Every line that includes the word "this" is to be listed.

§

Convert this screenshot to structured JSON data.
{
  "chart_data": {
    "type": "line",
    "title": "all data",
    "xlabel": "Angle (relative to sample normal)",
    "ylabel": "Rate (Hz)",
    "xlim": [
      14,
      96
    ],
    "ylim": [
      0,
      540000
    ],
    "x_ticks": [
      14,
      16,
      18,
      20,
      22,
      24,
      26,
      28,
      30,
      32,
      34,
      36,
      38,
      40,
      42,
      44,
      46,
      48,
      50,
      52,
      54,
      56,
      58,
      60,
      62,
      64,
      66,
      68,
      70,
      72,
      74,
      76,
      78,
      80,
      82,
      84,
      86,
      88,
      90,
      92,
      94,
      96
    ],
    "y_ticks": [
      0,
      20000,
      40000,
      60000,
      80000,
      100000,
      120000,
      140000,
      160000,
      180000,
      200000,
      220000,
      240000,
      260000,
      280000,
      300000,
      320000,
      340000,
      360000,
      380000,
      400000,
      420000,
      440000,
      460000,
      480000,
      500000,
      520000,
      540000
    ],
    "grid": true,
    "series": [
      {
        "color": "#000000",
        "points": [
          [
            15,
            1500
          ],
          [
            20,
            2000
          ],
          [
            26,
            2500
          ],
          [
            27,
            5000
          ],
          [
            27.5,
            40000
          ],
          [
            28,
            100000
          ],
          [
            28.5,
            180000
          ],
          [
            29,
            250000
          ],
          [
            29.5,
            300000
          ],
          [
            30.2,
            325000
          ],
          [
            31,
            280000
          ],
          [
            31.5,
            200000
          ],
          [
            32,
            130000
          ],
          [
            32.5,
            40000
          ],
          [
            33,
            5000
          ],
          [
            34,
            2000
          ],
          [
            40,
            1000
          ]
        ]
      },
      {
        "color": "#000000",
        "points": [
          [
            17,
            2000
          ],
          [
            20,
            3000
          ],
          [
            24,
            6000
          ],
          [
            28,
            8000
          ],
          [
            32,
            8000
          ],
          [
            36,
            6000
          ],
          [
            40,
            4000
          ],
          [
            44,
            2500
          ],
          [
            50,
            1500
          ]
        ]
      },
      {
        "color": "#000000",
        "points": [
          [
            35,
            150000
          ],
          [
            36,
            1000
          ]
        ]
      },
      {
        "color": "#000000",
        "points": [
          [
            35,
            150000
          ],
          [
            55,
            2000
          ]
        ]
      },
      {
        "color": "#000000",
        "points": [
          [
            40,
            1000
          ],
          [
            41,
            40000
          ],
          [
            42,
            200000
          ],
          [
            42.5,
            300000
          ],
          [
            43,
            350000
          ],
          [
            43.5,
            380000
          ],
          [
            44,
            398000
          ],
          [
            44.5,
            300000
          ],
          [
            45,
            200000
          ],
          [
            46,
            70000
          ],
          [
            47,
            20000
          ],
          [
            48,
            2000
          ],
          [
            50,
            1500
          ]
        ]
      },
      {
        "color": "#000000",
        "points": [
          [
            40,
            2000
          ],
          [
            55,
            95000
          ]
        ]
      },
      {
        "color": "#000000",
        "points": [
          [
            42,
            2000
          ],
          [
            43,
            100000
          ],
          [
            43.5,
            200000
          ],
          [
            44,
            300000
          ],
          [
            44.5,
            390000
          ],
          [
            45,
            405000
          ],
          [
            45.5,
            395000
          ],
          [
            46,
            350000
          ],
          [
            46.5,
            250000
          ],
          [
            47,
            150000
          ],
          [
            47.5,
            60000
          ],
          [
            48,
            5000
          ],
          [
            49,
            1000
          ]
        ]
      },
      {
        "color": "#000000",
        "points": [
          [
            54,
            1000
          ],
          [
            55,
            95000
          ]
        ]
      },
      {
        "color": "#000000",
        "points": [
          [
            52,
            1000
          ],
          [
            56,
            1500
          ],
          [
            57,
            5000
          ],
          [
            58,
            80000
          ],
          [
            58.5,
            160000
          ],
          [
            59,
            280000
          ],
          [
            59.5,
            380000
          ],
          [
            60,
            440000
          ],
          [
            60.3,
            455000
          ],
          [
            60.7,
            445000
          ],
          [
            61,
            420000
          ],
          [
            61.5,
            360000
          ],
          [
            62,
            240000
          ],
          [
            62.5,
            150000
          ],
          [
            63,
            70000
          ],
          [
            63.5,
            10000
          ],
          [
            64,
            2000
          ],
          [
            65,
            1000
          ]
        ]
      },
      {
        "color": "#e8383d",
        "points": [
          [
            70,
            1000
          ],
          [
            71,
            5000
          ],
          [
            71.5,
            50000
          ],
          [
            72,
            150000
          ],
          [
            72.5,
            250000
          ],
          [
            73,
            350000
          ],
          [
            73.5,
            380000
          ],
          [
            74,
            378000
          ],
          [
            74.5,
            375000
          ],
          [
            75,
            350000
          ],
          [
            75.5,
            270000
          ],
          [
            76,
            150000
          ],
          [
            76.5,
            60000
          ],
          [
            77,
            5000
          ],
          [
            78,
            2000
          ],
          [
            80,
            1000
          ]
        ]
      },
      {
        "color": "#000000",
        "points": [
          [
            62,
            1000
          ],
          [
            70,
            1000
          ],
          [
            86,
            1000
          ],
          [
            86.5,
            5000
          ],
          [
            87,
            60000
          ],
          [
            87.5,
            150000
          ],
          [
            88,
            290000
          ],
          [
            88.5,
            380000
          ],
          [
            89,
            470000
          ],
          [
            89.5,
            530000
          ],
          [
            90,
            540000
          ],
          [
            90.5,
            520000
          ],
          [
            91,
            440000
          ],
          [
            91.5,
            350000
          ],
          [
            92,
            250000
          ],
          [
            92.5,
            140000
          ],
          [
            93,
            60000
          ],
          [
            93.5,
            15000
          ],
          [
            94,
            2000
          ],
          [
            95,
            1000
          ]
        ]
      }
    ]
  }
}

§

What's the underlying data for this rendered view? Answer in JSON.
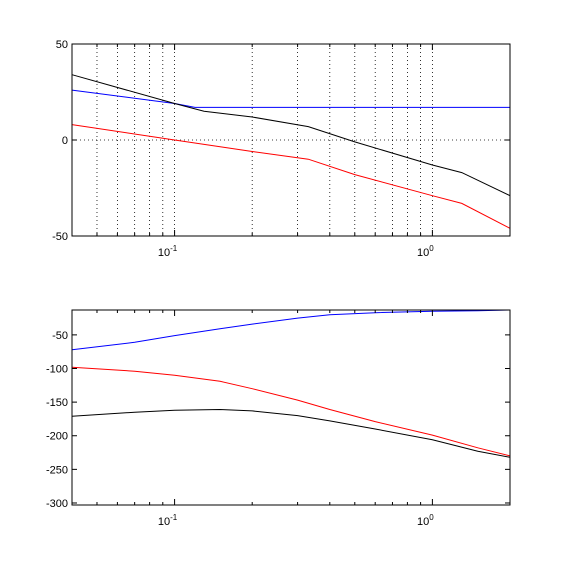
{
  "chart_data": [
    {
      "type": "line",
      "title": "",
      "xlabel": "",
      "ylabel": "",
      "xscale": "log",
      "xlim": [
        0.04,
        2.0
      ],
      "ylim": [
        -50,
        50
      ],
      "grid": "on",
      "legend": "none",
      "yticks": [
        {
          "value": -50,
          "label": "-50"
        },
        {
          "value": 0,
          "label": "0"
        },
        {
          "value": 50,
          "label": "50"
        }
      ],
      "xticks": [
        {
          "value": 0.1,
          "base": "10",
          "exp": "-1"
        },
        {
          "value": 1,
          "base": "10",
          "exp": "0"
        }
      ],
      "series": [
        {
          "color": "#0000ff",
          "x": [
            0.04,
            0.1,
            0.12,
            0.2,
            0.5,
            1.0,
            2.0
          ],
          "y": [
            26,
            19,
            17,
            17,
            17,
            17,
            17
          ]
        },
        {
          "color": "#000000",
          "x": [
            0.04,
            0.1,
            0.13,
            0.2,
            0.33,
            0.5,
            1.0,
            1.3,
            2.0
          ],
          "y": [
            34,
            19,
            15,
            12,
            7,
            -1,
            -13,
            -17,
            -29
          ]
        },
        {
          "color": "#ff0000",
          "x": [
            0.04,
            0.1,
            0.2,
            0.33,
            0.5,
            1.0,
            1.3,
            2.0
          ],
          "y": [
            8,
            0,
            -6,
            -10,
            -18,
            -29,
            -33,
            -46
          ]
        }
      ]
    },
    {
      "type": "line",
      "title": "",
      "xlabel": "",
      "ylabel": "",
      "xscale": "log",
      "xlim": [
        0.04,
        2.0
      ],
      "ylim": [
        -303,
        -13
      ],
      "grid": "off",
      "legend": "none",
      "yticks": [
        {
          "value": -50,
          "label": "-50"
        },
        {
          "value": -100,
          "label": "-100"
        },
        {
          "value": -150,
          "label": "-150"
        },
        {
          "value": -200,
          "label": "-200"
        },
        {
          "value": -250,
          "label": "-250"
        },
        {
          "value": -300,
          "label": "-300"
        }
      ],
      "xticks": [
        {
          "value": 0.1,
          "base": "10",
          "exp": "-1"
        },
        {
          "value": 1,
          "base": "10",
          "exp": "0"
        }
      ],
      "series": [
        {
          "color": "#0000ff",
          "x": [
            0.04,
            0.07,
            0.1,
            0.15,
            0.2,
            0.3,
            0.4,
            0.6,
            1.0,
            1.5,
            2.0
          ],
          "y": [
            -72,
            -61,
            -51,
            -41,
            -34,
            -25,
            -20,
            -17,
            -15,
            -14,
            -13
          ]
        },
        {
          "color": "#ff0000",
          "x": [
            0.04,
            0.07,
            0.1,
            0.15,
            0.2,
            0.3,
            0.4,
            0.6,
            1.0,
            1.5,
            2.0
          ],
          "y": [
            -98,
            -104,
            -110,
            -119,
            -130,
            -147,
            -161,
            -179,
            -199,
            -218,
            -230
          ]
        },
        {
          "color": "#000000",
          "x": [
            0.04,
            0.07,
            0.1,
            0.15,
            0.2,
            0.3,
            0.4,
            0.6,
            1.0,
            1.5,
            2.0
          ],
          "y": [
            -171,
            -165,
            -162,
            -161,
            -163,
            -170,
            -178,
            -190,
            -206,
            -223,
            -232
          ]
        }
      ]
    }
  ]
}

§

* **RIGHT ANSWER**
Convert this screenshot to structured JSON data.
What's the underlying data for this rendered view? Answer in JSON.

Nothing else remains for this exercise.